[Start of DATA SUPPLIED]
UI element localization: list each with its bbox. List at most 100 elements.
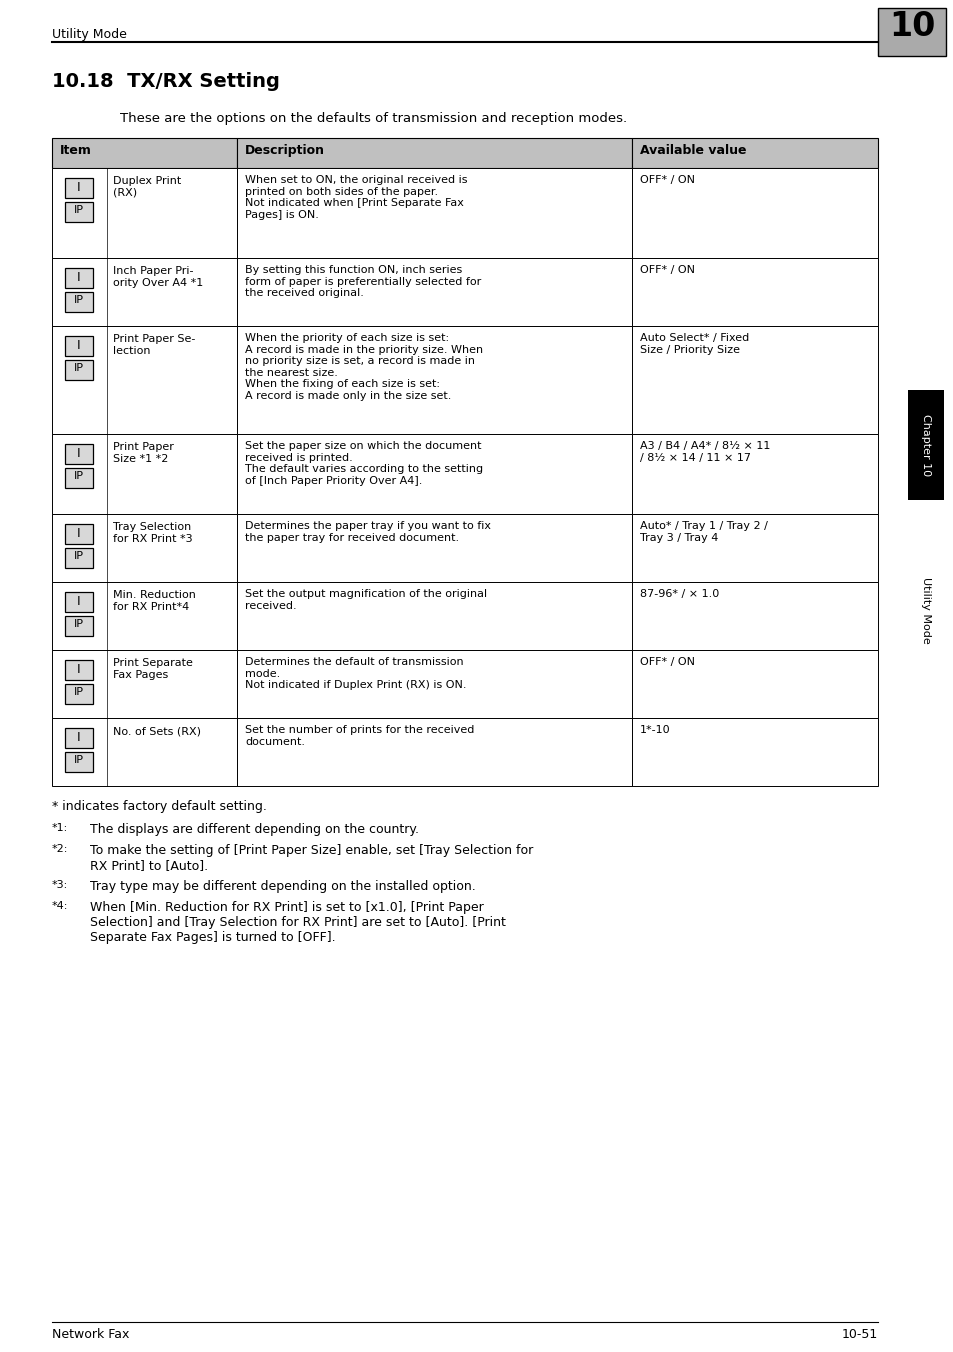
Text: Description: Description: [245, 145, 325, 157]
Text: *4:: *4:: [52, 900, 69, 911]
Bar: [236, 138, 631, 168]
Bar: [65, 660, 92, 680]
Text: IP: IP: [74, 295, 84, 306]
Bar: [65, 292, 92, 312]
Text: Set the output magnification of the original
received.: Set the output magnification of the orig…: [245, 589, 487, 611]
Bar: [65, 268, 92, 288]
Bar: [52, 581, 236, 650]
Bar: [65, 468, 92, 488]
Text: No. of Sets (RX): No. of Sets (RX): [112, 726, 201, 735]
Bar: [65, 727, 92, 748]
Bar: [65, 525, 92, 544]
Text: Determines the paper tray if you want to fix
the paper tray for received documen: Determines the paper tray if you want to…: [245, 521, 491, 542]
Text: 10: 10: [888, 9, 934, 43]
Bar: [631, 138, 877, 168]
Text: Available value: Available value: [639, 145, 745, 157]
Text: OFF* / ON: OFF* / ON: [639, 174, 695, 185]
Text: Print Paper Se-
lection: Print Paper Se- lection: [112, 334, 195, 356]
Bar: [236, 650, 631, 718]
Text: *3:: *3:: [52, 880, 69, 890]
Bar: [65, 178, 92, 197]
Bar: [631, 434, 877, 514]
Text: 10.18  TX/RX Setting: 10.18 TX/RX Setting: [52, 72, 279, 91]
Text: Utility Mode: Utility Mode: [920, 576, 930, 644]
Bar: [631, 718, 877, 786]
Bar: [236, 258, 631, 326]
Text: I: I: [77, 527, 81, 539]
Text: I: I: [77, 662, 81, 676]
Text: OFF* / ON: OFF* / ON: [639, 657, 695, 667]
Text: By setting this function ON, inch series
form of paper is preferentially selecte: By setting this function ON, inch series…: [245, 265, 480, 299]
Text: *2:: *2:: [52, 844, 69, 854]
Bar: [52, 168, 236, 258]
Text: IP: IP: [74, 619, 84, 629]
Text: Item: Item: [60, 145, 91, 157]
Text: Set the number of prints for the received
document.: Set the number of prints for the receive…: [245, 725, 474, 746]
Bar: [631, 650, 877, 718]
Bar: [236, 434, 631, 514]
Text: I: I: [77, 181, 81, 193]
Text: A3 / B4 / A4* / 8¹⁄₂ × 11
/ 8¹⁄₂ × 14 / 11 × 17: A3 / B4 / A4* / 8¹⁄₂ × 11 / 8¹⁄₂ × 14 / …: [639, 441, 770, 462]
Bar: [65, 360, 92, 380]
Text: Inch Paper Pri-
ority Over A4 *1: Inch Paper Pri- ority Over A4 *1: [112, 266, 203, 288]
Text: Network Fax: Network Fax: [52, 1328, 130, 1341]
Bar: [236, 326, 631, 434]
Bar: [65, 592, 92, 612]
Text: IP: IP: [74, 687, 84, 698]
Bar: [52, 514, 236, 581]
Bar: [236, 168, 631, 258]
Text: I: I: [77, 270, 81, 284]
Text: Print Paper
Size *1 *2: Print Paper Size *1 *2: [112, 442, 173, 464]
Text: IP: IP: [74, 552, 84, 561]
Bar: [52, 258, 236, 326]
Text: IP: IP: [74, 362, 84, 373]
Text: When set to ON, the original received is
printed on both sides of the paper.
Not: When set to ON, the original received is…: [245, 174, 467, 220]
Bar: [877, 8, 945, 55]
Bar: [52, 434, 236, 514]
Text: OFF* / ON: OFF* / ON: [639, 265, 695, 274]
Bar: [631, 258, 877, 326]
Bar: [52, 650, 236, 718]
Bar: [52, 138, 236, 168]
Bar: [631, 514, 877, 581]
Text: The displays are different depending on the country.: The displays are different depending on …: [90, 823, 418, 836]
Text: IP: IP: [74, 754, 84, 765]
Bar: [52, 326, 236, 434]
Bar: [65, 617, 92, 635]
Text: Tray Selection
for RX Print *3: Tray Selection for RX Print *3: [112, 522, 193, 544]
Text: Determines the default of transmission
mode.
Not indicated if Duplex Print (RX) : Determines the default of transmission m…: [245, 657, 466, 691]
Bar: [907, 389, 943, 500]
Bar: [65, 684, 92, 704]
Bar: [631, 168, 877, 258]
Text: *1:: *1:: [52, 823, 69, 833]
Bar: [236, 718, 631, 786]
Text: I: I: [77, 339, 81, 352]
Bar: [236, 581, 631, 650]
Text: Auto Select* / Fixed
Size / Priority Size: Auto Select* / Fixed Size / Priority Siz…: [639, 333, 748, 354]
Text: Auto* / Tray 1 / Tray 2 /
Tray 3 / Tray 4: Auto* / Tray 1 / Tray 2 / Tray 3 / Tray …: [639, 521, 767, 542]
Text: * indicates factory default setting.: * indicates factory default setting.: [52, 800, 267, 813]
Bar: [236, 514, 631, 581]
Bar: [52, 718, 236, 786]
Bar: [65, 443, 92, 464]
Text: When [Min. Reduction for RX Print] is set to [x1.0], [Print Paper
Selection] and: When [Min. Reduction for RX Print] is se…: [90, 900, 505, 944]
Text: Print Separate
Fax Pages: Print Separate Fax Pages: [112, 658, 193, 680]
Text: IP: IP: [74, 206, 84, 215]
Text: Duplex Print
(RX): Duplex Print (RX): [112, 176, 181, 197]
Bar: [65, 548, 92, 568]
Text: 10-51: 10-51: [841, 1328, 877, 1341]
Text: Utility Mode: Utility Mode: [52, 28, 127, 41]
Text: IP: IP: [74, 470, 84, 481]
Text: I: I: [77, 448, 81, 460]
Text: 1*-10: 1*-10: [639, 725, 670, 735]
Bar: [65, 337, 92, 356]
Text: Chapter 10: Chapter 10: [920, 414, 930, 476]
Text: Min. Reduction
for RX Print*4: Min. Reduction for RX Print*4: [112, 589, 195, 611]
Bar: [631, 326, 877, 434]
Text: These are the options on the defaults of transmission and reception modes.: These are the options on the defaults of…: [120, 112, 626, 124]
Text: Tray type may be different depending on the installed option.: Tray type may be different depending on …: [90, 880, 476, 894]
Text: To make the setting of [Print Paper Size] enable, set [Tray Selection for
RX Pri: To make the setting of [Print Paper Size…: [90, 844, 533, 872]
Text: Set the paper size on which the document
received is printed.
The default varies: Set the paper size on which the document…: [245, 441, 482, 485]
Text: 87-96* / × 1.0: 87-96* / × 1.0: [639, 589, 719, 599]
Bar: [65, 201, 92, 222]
[End of DATA SUPPLIED]
[Start of DATA SUPPLIED]
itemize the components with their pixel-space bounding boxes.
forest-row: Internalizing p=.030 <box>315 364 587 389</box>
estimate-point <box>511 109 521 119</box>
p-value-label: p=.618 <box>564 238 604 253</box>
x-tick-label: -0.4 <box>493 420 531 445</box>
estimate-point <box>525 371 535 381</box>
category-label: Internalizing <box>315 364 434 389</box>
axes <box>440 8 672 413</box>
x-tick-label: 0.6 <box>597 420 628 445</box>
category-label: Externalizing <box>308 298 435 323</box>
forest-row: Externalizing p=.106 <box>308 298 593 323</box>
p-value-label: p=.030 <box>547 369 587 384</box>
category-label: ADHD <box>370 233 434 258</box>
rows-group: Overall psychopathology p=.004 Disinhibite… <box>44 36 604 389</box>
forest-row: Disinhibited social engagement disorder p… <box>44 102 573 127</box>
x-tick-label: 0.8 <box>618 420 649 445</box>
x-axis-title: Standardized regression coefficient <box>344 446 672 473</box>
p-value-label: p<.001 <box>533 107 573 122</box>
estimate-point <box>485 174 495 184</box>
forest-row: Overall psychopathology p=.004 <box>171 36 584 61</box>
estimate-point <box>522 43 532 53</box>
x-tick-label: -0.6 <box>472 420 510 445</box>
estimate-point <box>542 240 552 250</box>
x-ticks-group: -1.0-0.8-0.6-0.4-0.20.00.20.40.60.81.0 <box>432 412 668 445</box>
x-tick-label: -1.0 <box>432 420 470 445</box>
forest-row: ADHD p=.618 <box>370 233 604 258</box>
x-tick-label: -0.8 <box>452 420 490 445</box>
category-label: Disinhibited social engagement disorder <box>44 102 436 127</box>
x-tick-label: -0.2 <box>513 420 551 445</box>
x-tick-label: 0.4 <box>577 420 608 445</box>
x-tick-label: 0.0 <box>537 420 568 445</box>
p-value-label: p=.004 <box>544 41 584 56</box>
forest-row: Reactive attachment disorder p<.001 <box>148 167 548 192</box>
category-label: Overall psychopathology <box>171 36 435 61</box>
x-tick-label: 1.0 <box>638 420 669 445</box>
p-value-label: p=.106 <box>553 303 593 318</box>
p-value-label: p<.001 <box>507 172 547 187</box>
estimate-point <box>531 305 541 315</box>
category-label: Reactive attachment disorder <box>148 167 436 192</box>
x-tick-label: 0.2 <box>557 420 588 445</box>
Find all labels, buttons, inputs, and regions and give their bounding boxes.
[End of DATA SUPPLIED]
GIVEN TASK =
In the listing, take everything from the line containing "itemize the components" down to the line containing "category-label: Overall psychopathology" and swap "estimate-point" for "point-estimate". Return only those lines, with nothing else changed.

ANSWER TO THE PROBLEM =
itemize the components with their pixel-space bounding boxes.
forest-row: Internalizing p=.030 <box>315 364 587 389</box>
point-estimate <box>511 109 521 119</box>
p-value-label: p=.618 <box>564 238 604 253</box>
x-tick-label: -0.4 <box>493 420 531 445</box>
point-estimate <box>525 371 535 381</box>
category-label: Internalizing <box>315 364 434 389</box>
axes <box>440 8 672 413</box>
x-tick-label: 0.6 <box>597 420 628 445</box>
category-label: Externalizing <box>308 298 435 323</box>
forest-row: Externalizing p=.106 <box>308 298 593 323</box>
p-value-label: p=.030 <box>547 369 587 384</box>
category-label: ADHD <box>370 233 434 258</box>
rows-group: Overall psychopathology p=.004 Disinhibite… <box>44 36 604 389</box>
forest-row: Disinhibited social engagement disorder p… <box>44 102 573 127</box>
x-tick-label: 0.8 <box>618 420 649 445</box>
x-axis-title: Standardized regression coefficient <box>344 446 672 473</box>
p-value-label: p<.001 <box>533 107 573 122</box>
point-estimate <box>485 174 495 184</box>
forest-row: Overall psychopathology p=.004 <box>171 36 584 61</box>
point-estimate <box>522 43 532 53</box>
x-tick-label: -0.6 <box>472 420 510 445</box>
point-estimate <box>542 240 552 250</box>
x-ticks-group: -1.0-0.8-0.6-0.4-0.20.00.20.40.60.81.0 <box>432 412 668 445</box>
x-tick-label: -1.0 <box>432 420 470 445</box>
forest-row: ADHD p=.618 <box>370 233 604 258</box>
x-tick-label: -0.8 <box>452 420 490 445</box>
category-label: Disinhibited social engagement disorder <box>44 102 436 127</box>
x-tick-label: -0.2 <box>513 420 551 445</box>
x-tick-label: 0.4 <box>577 420 608 445</box>
x-tick-label: 0.0 <box>537 420 568 445</box>
p-value-label: p=.004 <box>544 41 584 56</box>
forest-row: Reactive attachment disorder p<.001 <box>148 167 548 192</box>
category-label: Overall psychopathology <box>171 36 435 61</box>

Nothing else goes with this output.